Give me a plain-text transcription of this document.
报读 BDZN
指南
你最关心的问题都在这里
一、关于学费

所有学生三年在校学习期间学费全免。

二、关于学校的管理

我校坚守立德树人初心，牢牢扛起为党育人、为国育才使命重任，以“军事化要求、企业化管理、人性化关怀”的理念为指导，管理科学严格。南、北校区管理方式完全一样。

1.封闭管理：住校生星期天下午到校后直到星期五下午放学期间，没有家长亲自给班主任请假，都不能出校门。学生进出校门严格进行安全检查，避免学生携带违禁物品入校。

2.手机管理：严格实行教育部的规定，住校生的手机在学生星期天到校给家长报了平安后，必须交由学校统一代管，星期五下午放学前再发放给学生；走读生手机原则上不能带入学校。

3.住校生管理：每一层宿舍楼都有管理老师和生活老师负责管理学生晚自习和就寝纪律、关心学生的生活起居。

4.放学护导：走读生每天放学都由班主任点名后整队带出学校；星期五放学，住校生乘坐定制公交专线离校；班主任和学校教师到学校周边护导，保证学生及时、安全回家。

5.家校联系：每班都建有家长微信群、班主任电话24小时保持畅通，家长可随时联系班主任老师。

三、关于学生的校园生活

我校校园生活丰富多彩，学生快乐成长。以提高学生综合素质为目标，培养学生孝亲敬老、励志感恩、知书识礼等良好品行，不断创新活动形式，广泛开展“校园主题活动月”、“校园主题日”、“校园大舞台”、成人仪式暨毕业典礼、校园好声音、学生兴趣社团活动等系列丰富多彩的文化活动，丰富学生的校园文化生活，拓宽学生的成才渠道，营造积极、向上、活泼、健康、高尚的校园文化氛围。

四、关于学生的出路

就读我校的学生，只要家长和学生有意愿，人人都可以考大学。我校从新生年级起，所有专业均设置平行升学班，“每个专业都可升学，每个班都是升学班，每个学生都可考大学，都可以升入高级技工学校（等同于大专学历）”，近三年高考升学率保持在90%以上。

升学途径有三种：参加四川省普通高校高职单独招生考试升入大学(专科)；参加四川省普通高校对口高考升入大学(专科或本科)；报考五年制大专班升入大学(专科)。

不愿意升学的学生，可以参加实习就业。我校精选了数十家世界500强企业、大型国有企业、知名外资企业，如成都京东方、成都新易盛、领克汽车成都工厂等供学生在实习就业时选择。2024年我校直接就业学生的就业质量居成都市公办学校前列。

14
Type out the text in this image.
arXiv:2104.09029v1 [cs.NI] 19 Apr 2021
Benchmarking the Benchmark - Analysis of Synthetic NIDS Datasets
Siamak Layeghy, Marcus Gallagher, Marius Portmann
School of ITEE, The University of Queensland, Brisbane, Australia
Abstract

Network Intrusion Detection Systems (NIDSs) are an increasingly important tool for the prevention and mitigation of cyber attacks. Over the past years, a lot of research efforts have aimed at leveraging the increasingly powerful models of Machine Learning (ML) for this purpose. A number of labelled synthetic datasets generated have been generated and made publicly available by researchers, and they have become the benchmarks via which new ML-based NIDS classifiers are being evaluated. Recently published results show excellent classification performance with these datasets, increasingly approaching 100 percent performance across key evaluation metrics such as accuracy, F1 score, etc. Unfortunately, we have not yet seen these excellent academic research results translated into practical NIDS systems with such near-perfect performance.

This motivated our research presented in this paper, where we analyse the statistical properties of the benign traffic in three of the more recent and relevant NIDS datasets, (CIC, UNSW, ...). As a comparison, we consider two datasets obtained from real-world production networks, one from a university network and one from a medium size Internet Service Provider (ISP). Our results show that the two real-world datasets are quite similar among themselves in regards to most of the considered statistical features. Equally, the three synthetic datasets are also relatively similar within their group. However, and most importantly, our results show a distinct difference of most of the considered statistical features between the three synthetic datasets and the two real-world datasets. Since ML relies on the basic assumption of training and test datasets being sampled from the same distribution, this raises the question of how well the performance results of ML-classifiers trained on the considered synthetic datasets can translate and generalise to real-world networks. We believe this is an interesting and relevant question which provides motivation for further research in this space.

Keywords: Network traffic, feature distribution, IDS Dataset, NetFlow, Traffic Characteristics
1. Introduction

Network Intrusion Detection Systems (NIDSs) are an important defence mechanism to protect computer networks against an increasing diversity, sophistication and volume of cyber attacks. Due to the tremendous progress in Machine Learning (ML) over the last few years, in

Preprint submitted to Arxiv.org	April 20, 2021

****************

Transcribe the material above in its entirety. Match it exactly.

Give me a plain-text transcription of this document.
报读 BDZN
指南
你最关心的问题都在这里
一、关于学费

所有学生三年在校学习期间学费全免。

二、关于学校的管理

我校坚守立德树人初心，牢牢扛起为党育人、为国育才使命重任，以“军事化要求、企业化管理、人性化关怀”的理念为指导，管理科学严格。南、北校区管理方式完全一样。

1.封闭管理：住校生星期天下午到校后直到星期五下午放学期间，没有家长亲自给班主任请假，都不能出校门。学生进出校门严格进行安全检查，避免学生携带违禁物品入校。

2.手机管理：严格实行教育部的规定，住校生的手机在学生星期天到校给家长报了平安后，必须交由学校统一代管，星期五下午放学前再发放给学生；走读生手机原则上不能带入学校。

3.住校生管理：每一层宿舍楼都有管理老师和生活老师负责管理学生晚自习和就寝纪律、关心学生的生活起居。

4.放学护导：走读生每天放学都由班主任点名后整队带出学校；星期五放学，住校生乘坐定制公交专线离校；班主任和学校教师到学校周边护导，保证学生及时、安全回家。

5.家校联系：每班都建有家长微信群、班主任电话24小时保持畅通，家长可随时联系班主任老师。

三、关于学生的校园生活

我校校园生活丰富多彩，学生快乐成长。以提高学生综合素质为目标，培养学生孝亲敬老、励志感恩、知书识礼等良好品行，不断创新活动形式，广泛开展“校园主题活动月”、“校园主题日”、“校园大舞台”、成人仪式暨毕业典礼、校园好声音、学生兴趣社团活动等系列丰富多彩的文化活动，丰富学生的校园文化生活，拓宽学生的成才渠道，营造积极、向上、活泼、健康、高尚的校园文化氛围。

四、关于学生的出路

就读我校的学生，只要家长和学生有意愿，人人都可以考大学。我校从新生年级起，所有专业均设置平行升学班，“每个专业都可升学，每个班都是升学班，每个学生都可考大学，都可以升入高级技工学校（等同于大专学历）”，近三年高考升学率保持在90%以上。

升学途径有三种：参加四川省普通高校高职单独招生考试升入大学(专科)；参加四川省普通高校对口高考升入大学(专科或本科)；报考五年制大专班升入大学(专科)。

不愿意升学的学生，可以参加实习就业。我校精选了数十家世界500强企业、大型国有企业、知名外资企业，如成都京东方、成都新易盛、领克汽车成都工厂等供学生在实习就业时选择。2024年我校直接就业学生的就业质量居成都市公办学校前列。

14
Type out the text in this image.
arXiv:2104.09029v1 [cs.NI] 19 Apr 2021
Benchmarking the Benchmark - Analysis of Synthetic NIDS Datasets
Siamak Layeghy, Marcus Gallagher, Marius Portmann
School of ITEE, The University of Queensland, Brisbane, Australia
Abstract

Network Intrusion Detection Systems (NIDSs) are an increasingly important tool for the prevention and mitigation of cyber attacks. Over the past years, a lot of research efforts have aimed at leveraging the increasingly powerful models of Machine Learning (ML) for this purpose. A number of labelled synthetic datasets generated have been generated and made publicly available by researchers, and they have become the benchmarks via which new ML-based NIDS classifiers are being evaluated. Recently published results show excellent classification performance with these datasets, increasingly approaching 100 percent performance across key evaluation metrics such as accuracy, F1 score, etc. Unfortunately, we have not yet seen these excellent academic research results translated into practical NIDS systems with such near-perfect performance.

This motivated our research presented in this paper, where we analyse the statistical properties of the benign traffic in three of the more recent and relevant NIDS datasets, (CIC, UNSW, ...). As a comparison, we consider two datasets obtained from real-world production networks, one from a university network and one from a medium size Internet Service Provider (ISP). Our results show that the two real-world datasets are quite similar among themselves in regards to most of the considered statistical features. Equally, the three synthetic datasets are also relatively similar within their group. However, and most importantly, our results show a distinct difference of most of the considered statistical features between the three synthetic datasets and the two real-world datasets. Since ML relies on the basic assumption of training and test datasets being sampled from the same distribution, this raises the question of how well the performance results of ML-classifiers trained on the considered synthetic datasets can translate and generalise to real-world networks. We believe this is an interesting and relevant question which provides motivation for further research in this space.

Keywords: Network traffic, feature distribution, IDS Dataset, NetFlow, Traffic Characteristics
1. Introduction

Network Intrusion Detection Systems (NIDSs) are an important defence mechanism to protect computer networks against an increasing diversity, sophistication and volume of cyber attacks. Due to the tremendous progress in Machine Learning (ML) over the last few years, in

Preprint submitted to Arxiv.org	April 20, 2021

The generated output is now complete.